(Stored records)
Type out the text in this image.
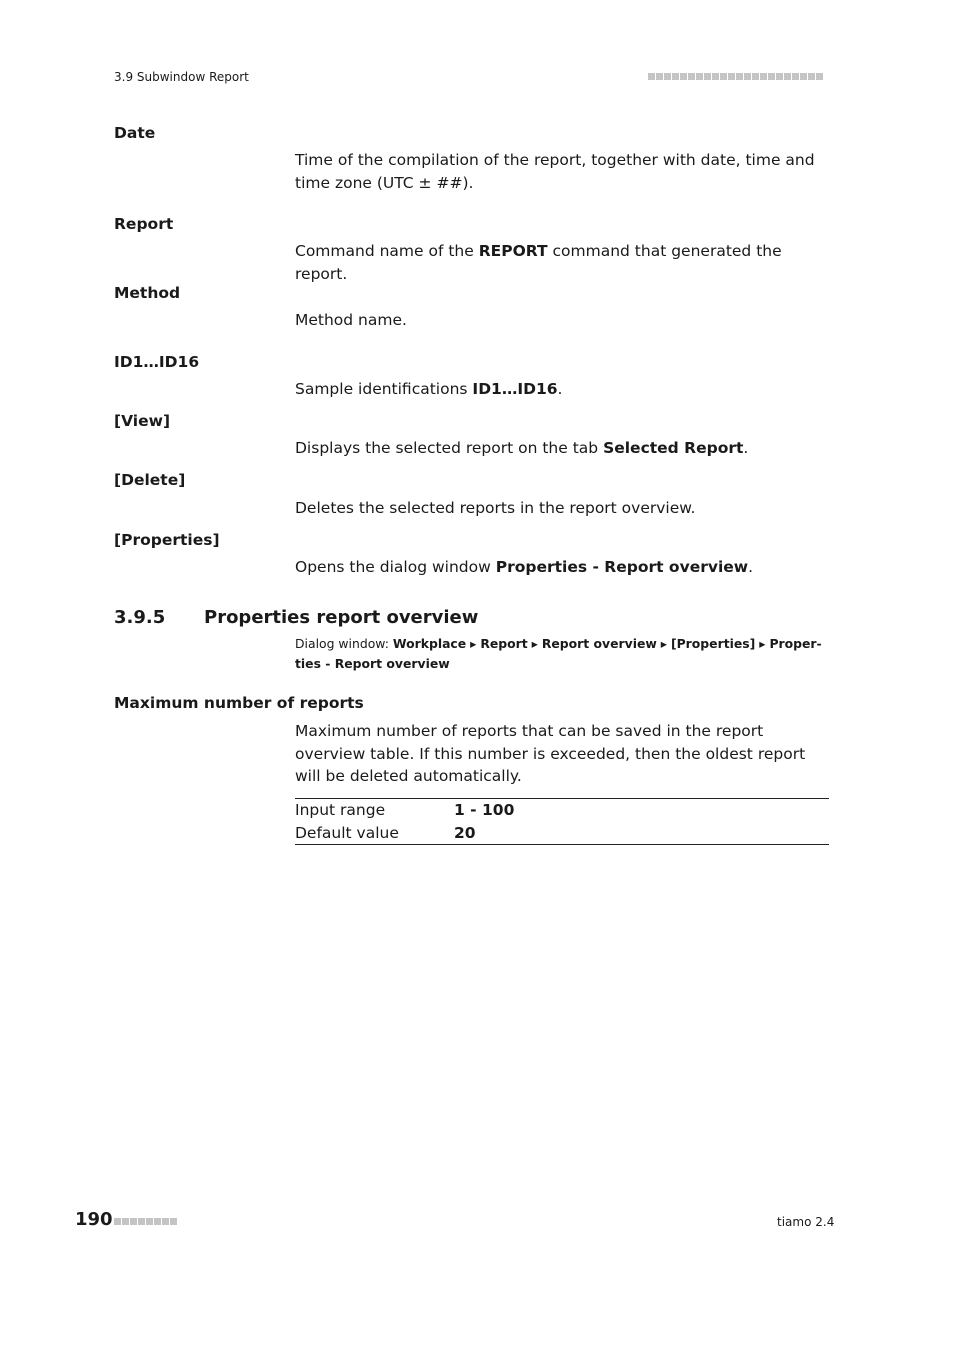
3.9 Subwindow Report
Date
Time of the compilation of the report, together with date, time and time zone (UTC ± ##).
Report
Command name of the REPORT command that generated the report.
Method
Method name.
ID1…ID16
Sample identifications ID1…ID16.
[View]
Displays the selected report on the tab Selected Report.
[Delete]
Deletes the selected reports in the report overview.
[Properties]
Opens the dialog window Properties - Report overview.
3.9.5 Properties report overview
Dialog window: Workplace ▸ Report ▸ Report overview ▸ [Properties] ▸ Proper-ties - Report overview
Maximum number of reports
Maximum number of reports that can be saved in the report overview table. If this number is exceeded, then the oldest report will be deleted automatically.
Input range	1 - 100
Default value	20
190	tiamo 2.4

**DIRECTION:** From the listing, copy every line where the string "Maximum" appears.

**TASK RESPONSE:**
Maximum number of reports
Maximum number of reports that can be saved in the report overview table. If this number is exceeded, then the oldest report will be deleted automatically.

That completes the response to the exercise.